CSC 458 - Data
Mining & Predictive Analytics I, Fall 2022, Assignment 3
on Data Compression & Classification.
Assignment 3 due 11:59 PM Thursday November 3 via D2L
Assignment 3. You can do this on any machine with Weka
installed.
The October 18 class will walk through this handout with any
remaining time available for project work.
Q1
through Q11 in
README.assn3.txt
are worth 8%
each and a
correct CSC458assn3.arff.gz file is worth 12%. There is a
10% penalty for each day it is late to D2L.
1. To get the assignment:
Download compressed ARFF data file month_HM_reduced_aggregate.arff.gz
and Q&A file README.assn3.txt from these
links.
You must answer questions in README.assn3.txt and save
& later turn in working file CSC458assn3.arff.gz.
Each answer for Q1 through Q11 in README.assn3.txt is worth 8
points, and CSC458assn3.arff.gz
with correct contents is worth 12%, totaling 100%. There is a 10%
late penalty for each day the assignment is late.
2. Weka and README.assn3.txt operations
Start Weka, bring up the Explorer GUI, and open
month_HM_reduced_aggregate.arff.gz.
Set Files of Type at the bottom of the
Open window to (*.arff.gz) to see the input ARFF file. Double
click it.
This ARFF file has 45 attributes (columns) and 226 instances
(rows) of monthly aggregate data from August through December of
1976 through 2021.
Here are the attributes in the file. It is a
monthly aggregate of daily aggregates of (mostly 1-hour)
observation periods.
year
1976-2021
month
8-12
HMtempC_mean
mean for month of temp Celsius during observation times
WindSpd_mean
same for wind speed in km/hour
HMtempC_median
median for month
WindSpd_median
HMtempC_pstdv
population standard deviation
WindSpd_pstdv
HMtempC_min
minimum & maximum
WindSpd_min
HMtempC_max
WindSpd_max
wndN
tally of North winds for all observations in the month, etc.
wndNNE
wndNE
wndENE
wndE
wndESE
wndSE
wndSSE
wndS
wndSSW
wndSW
wndWSW
wndW
wndWNW
wndNW
wndNNW
wndUNK
HMtempC_24_mean
Changes in magnitude (absolute value of change) over 24, 48, and
72 hours
HMtempC_48_mean
HMtempC_72_mean
HMtempC_24_median
HMtempC_48_median
HMtempC_72_median
HMtempC_24_pstdv
HMtempC_48_pstdv
HMtempC_72_pstdv
HMtempC_24_min
The min & max are their signed values.

STATED PROBLEM 1
According to the assignment handout, how many attributes and instances does the ARFF file have?
STATED PROBLEM 2
Rewrite the paragraph of the assignment handout that begins "Each answer for Q1 through Q11" as a short list that keeps its main facts.
STATED PROBLEM 3
From the assignment handout, set down word for word the passage between "Each answer for" and "assignment is late.", inclusive.

[Region annotation records]
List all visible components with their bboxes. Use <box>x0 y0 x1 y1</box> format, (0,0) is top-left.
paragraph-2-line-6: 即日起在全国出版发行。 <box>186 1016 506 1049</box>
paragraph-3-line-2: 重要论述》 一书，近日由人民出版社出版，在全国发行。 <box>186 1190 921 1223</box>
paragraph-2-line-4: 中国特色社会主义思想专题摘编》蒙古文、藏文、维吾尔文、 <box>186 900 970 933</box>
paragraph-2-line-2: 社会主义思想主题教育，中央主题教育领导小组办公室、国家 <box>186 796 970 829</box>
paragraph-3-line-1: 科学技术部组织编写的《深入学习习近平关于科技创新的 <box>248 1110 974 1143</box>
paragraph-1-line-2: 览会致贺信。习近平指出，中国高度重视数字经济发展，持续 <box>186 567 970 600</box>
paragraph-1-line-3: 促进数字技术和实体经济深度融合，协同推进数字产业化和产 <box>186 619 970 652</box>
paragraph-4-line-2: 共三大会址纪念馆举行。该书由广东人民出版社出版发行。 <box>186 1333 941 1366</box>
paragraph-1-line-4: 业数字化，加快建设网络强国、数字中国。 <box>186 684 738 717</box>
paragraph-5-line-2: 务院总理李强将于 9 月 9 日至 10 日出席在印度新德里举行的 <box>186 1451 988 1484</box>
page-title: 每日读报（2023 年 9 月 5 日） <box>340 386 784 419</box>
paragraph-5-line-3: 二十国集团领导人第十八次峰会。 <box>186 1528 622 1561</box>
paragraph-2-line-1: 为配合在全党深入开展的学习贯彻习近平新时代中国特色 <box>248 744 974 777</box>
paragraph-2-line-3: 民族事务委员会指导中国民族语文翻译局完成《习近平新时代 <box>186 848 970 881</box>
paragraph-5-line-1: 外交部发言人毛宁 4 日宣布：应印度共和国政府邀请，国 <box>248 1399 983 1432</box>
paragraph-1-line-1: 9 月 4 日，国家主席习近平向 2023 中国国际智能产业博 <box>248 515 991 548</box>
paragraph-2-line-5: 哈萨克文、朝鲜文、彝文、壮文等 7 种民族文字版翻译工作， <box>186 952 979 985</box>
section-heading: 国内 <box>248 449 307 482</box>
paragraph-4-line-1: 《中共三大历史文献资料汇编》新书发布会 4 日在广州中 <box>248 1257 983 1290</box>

OUTPUT 1
It has 45 attributes and 226 instances.

OUTPUT 2
- Q1 through Q11 in README.assn3.txt: 8 points each
- CSC458assn3.arff.gz with correct contents: 12%
- Total: 100%
- Late penalty: 10% for each day late

OUTPUT 3
Each answer for Q1 through Q11 in README.assn3.txt is worth 8
points, and CSC458assn3.arff.gz
with correct contents is worth 12%, totaling 100%. There is a 10%
late penalty for each day the assignment is late.